Instructions to follow: Copy out all the data, word for word.

A block of data:
[BEGIN]

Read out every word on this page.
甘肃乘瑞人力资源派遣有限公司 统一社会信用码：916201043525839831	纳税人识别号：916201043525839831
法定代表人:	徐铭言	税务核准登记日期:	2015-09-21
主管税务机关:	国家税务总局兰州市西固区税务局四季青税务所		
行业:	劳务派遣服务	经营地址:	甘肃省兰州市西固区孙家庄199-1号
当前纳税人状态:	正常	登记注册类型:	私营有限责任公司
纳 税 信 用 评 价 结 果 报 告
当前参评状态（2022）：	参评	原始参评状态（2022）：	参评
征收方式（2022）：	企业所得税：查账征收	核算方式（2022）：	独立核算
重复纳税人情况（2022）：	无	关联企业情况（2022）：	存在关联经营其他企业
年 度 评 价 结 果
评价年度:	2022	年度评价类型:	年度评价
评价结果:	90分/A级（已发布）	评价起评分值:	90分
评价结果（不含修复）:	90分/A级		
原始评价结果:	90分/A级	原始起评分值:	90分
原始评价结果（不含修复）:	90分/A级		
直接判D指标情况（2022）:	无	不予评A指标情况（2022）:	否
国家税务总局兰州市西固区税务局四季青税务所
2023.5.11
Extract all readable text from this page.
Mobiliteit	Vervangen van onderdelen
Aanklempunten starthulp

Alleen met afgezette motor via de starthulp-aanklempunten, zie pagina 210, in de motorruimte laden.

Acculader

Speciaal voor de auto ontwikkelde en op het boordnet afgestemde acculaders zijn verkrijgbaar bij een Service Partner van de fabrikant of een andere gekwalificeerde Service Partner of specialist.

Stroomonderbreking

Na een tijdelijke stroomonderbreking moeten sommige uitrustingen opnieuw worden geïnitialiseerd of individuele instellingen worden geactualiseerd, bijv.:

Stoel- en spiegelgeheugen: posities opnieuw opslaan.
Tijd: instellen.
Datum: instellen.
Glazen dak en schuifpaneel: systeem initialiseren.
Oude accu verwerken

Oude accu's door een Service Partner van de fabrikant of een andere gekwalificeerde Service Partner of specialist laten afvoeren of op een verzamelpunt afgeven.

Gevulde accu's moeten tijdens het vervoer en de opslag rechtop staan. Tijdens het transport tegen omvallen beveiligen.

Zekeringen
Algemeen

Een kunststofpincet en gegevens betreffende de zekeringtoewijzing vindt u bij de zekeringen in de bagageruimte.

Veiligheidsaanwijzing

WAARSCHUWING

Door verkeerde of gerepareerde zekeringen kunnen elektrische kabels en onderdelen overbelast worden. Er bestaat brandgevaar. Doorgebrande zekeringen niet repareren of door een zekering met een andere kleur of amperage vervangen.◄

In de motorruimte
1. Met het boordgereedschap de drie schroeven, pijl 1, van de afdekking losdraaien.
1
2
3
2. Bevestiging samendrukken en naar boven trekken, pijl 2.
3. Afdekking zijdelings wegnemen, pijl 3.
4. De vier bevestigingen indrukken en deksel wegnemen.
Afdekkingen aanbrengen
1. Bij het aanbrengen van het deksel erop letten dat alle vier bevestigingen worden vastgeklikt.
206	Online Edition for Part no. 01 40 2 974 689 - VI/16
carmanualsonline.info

[END]

Answer for this exercise:
Read out every word on this page.
甘肃乘瑞人力资源派遣有限公司 统一社会信用码：916201043525839831	纳税人识别号：916201043525839831
法定代表人:	徐铭言	税务核准登记日期:	2015-09-21
主管税务机关:	国家税务总局兰州市西固区税务局四季青税务所		
行业:	劳务派遣服务	经营地址:	甘肃省兰州市西固区孙家庄199-1号
当前纳税人状态:	正常	登记注册类型:	私营有限责任公司
纳 税 信 用 评 价 结 果 报 告
当前参评状态（2022）：	参评	原始参评状态（2022）：	参评
征收方式（2022）：	企业所得税：查账征收	核算方式（2022）：	独立核算
重复纳税人情况（2022）：	无	关联企业情况（2022）：	存在关联经营其他企业
年 度 评 价 结 果
评价年度:	2022	年度评价类型:	年度评价
评价结果:	90分/A级（已发布）	评价起评分值:	90分
评价结果（不含修复）:	90分/A级		
原始评价结果:	90分/A级	原始起评分值:	90分
原始评价结果（不含修复）:	90分/A级		
直接判D指标情况（2022）:	无	不予评A指标情况（2022）:	否
国家税务总局兰州市西固区税务局四季青税务所
2023.5.11
Extract all readable text from this page.
Mobiliteit	Vervangen van onderdelen
Aanklempunten starthulp

Alleen met afgezette motor via de starthulp-aanklempunten, zie pagina 210, in de motorruimte laden.

Acculader

Speciaal voor de auto ontwikkelde en op het boordnet afgestemde acculaders zijn verkrijgbaar bij een Service Partner van de fabrikant of een andere gekwalificeerde Service Partner of specialist.

Stroomonderbreking

Na een tijdelijke stroomonderbreking moeten sommige uitrustingen opnieuw worden geïnitialiseerd of individuele instellingen worden geactualiseerd, bijv.:

Stoel- en spiegelgeheugen: posities opnieuw opslaan.
Tijd: instellen.
Datum: instellen.
Glazen dak en schuifpaneel: systeem initialiseren.
Oude accu verwerken

Oude accu's door een Service Partner van de fabrikant of een andere gekwalificeerde Service Partner of specialist laten afvoeren of op een verzamelpunt afgeven.

Gevulde accu's moeten tijdens het vervoer en de opslag rechtop staan. Tijdens het transport tegen omvallen beveiligen.

Zekeringen
Algemeen

Een kunststofpincet en gegevens betreffende de zekeringtoewijzing vindt u bij de zekeringen in de bagageruimte.

Veiligheidsaanwijzing

WAARSCHUWING

Door verkeerde of gerepareerde zekeringen kunnen elektrische kabels en onderdelen overbelast worden. Er bestaat brandgevaar. Doorgebrande zekeringen niet repareren of door een zekering met een andere kleur of amperage vervangen.◄

In de motorruimte
1. Met het boordgereedschap de drie schroeven, pijl 1, van de afdekking losdraaien.
1
2
3
2. Bevestiging samendrukken en naar boven trekken, pijl 2.
3. Afdekking zijdelings wegnemen, pijl 3.
4. De vier bevestigingen indrukken en deksel wegnemen.
Afdekkingen aanbrengen
1. Bij het aanbrengen van het deksel erop letten dat alle vier bevestigingen worden vastgeklikt.
206	Online Edition for Part no. 01 40 2 974 689 - VI/16
carmanualsonline.info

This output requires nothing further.